Extract every entry word for word.

********************

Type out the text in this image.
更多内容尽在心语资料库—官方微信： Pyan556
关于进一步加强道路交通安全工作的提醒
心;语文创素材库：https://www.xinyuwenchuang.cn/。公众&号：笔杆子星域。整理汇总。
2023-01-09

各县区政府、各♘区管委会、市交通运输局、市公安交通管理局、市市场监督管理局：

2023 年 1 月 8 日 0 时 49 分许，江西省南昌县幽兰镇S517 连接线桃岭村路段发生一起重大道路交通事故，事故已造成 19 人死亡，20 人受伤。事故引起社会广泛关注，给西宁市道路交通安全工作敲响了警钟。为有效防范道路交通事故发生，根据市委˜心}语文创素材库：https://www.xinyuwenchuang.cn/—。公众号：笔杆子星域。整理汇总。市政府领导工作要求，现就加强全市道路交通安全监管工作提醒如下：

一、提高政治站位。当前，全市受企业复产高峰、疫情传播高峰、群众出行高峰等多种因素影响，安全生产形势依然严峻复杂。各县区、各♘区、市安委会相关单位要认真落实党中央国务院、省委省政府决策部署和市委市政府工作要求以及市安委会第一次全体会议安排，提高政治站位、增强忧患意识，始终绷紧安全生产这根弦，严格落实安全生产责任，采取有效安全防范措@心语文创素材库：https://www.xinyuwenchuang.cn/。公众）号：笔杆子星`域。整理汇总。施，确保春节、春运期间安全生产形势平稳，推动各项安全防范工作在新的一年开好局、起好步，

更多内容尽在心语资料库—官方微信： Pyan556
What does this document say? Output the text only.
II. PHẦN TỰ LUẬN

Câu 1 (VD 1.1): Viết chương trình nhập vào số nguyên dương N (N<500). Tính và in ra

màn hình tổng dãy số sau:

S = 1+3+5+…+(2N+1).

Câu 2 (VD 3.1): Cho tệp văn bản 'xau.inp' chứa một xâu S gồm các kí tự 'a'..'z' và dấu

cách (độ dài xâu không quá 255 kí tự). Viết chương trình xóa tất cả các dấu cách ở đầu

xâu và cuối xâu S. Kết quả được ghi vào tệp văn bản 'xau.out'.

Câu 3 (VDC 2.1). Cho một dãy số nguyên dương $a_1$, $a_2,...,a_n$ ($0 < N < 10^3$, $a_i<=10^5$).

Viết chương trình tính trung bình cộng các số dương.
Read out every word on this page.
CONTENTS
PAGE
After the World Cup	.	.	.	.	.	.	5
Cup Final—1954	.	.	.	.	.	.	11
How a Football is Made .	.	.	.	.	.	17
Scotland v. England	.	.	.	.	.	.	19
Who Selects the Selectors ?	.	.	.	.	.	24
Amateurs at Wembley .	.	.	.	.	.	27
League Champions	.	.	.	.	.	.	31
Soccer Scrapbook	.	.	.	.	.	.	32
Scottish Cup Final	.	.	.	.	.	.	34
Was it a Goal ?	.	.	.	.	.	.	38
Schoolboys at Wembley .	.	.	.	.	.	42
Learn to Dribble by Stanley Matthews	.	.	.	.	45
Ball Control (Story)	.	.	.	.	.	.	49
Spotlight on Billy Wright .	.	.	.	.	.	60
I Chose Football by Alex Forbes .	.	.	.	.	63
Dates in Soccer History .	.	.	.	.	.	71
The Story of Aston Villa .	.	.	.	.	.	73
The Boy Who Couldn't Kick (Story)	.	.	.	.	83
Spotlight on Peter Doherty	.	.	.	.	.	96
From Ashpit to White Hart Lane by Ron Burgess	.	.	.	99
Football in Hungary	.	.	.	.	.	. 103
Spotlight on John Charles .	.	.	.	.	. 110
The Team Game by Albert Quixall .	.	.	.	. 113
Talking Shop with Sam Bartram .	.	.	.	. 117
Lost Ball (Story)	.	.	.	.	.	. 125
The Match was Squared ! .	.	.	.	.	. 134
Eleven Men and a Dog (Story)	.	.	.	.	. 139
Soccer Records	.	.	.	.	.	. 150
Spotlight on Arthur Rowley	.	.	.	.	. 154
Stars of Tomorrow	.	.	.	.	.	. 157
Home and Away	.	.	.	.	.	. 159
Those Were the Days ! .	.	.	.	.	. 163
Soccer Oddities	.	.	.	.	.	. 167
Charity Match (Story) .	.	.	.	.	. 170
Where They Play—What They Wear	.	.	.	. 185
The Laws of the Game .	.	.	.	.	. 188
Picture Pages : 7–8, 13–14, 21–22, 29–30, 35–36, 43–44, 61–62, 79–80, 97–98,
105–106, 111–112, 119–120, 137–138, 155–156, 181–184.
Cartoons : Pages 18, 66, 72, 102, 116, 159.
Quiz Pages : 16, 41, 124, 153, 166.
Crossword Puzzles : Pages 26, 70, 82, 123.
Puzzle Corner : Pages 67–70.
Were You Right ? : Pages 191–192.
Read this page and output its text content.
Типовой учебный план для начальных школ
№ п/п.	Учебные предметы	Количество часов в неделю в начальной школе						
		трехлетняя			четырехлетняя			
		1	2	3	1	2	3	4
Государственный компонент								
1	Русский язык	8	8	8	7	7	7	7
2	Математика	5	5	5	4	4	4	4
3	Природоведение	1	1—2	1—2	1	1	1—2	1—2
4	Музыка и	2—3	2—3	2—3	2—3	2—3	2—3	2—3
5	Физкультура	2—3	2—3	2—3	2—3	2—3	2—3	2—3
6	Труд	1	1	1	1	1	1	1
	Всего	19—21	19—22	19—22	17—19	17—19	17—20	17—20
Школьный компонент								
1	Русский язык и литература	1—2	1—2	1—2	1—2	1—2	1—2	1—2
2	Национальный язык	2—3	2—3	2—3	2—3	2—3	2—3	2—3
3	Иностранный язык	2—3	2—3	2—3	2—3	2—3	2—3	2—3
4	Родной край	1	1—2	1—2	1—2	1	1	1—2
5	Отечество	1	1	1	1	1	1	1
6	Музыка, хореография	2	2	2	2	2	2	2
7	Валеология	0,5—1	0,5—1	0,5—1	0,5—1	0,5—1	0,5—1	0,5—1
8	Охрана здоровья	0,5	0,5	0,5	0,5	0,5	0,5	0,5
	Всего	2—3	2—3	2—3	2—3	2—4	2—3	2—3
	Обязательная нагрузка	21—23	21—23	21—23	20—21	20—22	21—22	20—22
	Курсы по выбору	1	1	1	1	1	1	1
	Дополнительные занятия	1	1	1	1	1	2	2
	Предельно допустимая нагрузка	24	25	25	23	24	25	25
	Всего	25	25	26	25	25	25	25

********************

Finished exercise:
Type out the text in this image.
更多内容尽在心语资料库—官方微信： Pyan556
关于进一步加强道路交通安全工作的提醒
心;语文创素材库：https://www.xinyuwenchuang.cn/。公众&号：笔杆子星域。整理汇总。
2023-01-09

各县区政府、各♘区管委会、市交通运输局、市公安交通管理局、市市场监督管理局：

2023 年 1 月 8 日 0 时 49 分许，江西省南昌县幽兰镇S517 连接线桃岭村路段发生一起重大道路交通事故，事故已造成 19 人死亡，20 人受伤。事故引起社会广泛关注，给西宁市道路交通安全工作敲响了警钟。为有效防范道路交通事故发生，根据市委˜心}语文创素材库：https://www.xinyuwenchuang.cn/—。公众号：笔杆子星域。整理汇总。市政府领导工作要求，现就加强全市道路交通安全监管工作提醒如下：

一、提高政治站位。当前，全市受企业复产高峰、疫情传播高峰、群众出行高峰等多种因素影响，安全生产形势依然严峻复杂。各县区、各♘区、市安委会相关单位要认真落实党中央国务院、省委省政府决策部署和市委市政府工作要求以及市安委会第一次全体会议安排，提高政治站位、增强忧患意识，始终绷紧安全生产这根弦，严格落实安全生产责任，采取有效安全防范措@心语文创素材库：https://www.xinyuwenchuang.cn/。公众）号：笔杆子星`域。整理汇总。施，确保春节、春运期间安全生产形势平稳，推动各项安全防范工作在新的一年开好局、起好步，

更多内容尽在心语资料库—官方微信： Pyan556
What does this document say? Output the text only.
II. PHẦN TỰ LUẬN

Câu 1 (VD 1.1): Viết chương trình nhập vào số nguyên dương N (N<500). Tính và in ra

màn hình tổng dãy số sau:

S = 1+3+5+…+(2N+1).

Câu 2 (VD 3.1): Cho tệp văn bản 'xau.inp' chứa một xâu S gồm các kí tự 'a'..'z' và dấu

cách (độ dài xâu không quá 255 kí tự). Viết chương trình xóa tất cả các dấu cách ở đầu

xâu và cuối xâu S. Kết quả được ghi vào tệp văn bản 'xau.out'.

Câu 3 (VDC 2.1). Cho một dãy số nguyên dương $a_1$, $a_2,...,a_n$ ($0 < N < 10^3$, $a_i<=10^5$).

Viết chương trình tính trung bình cộng các số dương.
Read out every word on this page.
CONTENTS
PAGE
After the World Cup	.	.	.	.	.	.	5
Cup Final—1954	.	.	.	.	.	.	11
How a Football is Made .	.	.	.	.	.	17
Scotland v. England	.	.	.	.	.	.	19
Who Selects the Selectors ?	.	.	.	.	.	24
Amateurs at Wembley .	.	.	.	.	.	27
League Champions	.	.	.	.	.	.	31
Soccer Scrapbook	.	.	.	.	.	.	32
Scottish Cup Final	.	.	.	.	.	.	34
Was it a Goal ?	.	.	.	.	.	.	38
Schoolboys at Wembley .	.	.	.	.	.	42
Learn to Dribble by Stanley Matthews	.	.	.	.	45
Ball Control (Story)	.	.	.	.	.	.	49
Spotlight on Billy Wright .	.	.	.	.	.	60
I Chose Football by Alex Forbes .	.	.	.	.	63
Dates in Soccer History .	.	.	.	.	.	71
The Story of Aston Villa .	.	.	.	.	.	73
The Boy Who Couldn't Kick (Story)	.	.	.	.	83
Spotlight on Peter Doherty	.	.	.	.	.	96
From Ashpit to White Hart Lane by Ron Burgess	.	.	.	99
Football in Hungary	.	.	.	.	.	. 103
Spotlight on John Charles .	.	.	.	.	. 110
The Team Game by Albert Quixall .	.	.	.	. 113
Talking Shop with Sam Bartram .	.	.	.	. 117
Lost Ball (Story)	.	.	.	.	.	. 125
The Match was Squared ! .	.	.	.	.	. 134
Eleven Men and a Dog (Story)	.	.	.	.	. 139
Soccer Records	.	.	.	.	.	. 150
Spotlight on Arthur Rowley	.	.	.	.	. 154
Stars of Tomorrow	.	.	.	.	.	. 157
Home and Away	.	.	.	.	.	. 159
Those Were the Days ! .	.	.	.	.	. 163
Soccer Oddities	.	.	.	.	.	. 167
Charity Match (Story) .	.	.	.	.	. 170
Where They Play—What They Wear	.	.	.	. 185
The Laws of the Game .	.	.	.	.	. 188
Picture Pages : 7–8, 13–14, 21–22, 29–30, 35–36, 43–44, 61–62, 79–80, 97–98,
105–106, 111–112, 119–120, 137–138, 155–156, 181–184.
Cartoons : Pages 18, 66, 72, 102, 116, 159.
Quiz Pages : 16, 41, 124, 153, 166.
Crossword Puzzles : Pages 26, 70, 82, 123.
Puzzle Corner : Pages 67–70.
Were You Right ? : Pages 191–192.
Read this page and output its text content.
Типовой учебный план для начальных школ
№ п/п.	Учебные предметы	Количество часов в неделю в начальной школе						
		трехлетняя			четырехлетняя			
		1	2	3	1	2	3	4
Государственный компонент								
1	Русский язык	8	8	8	7	7	7	7
2	Математика	5	5	5	4	4	4	4
3	Природоведение	1	1—2	1—2	1	1	1—2	1—2
4	Музыка и	2—3	2—3	2—3	2—3	2—3	2—3	2—3
5	Физкультура	2—3	2—3	2—3	2—3	2—3	2—3	2—3
6	Труд	1	1	1	1	1	1	1
	Всего	19—21	19—22	19—22	17—19	17—19	17—20	17—20
Школьный компонент								
1	Русский язык и литература	1—2	1—2	1—2	1—2	1—2	1—2	1—2
2	Национальный язык	2—3	2—3	2—3	2—3	2—3	2—3	2—3
3	Иностранный язык	2—3	2—3	2—3	2—3	2—3	2—3	2—3
4	Родной край	1	1—2	1—2	1—2	1	1	1—2
5	Отечество	1	1	1	1	1	1	1
6	Музыка, хореография	2	2	2	2	2	2	2
7	Валеология	0,5—1	0,5—1	0,5—1	0,5—1	0,5—1	0,5—1	0,5—1
8	Охрана здоровья	0,5	0,5	0,5	0,5	0,5	0,5	0,5
	Всего	2—3	2—3	2—3	2—3	2—4	2—3	2—3
	Обязательная нагрузка	21—23	21—23	21—23	20—21	20—22	21—22	20—22
	Курсы по выбору	1	1	1	1	1	1	1
	Дополнительные занятия	1	1	1	1	1	2	2
	Предельно допустимая нагрузка	24	25	25	23	24	25	25
	Всего	25	25	26	25	25	25	25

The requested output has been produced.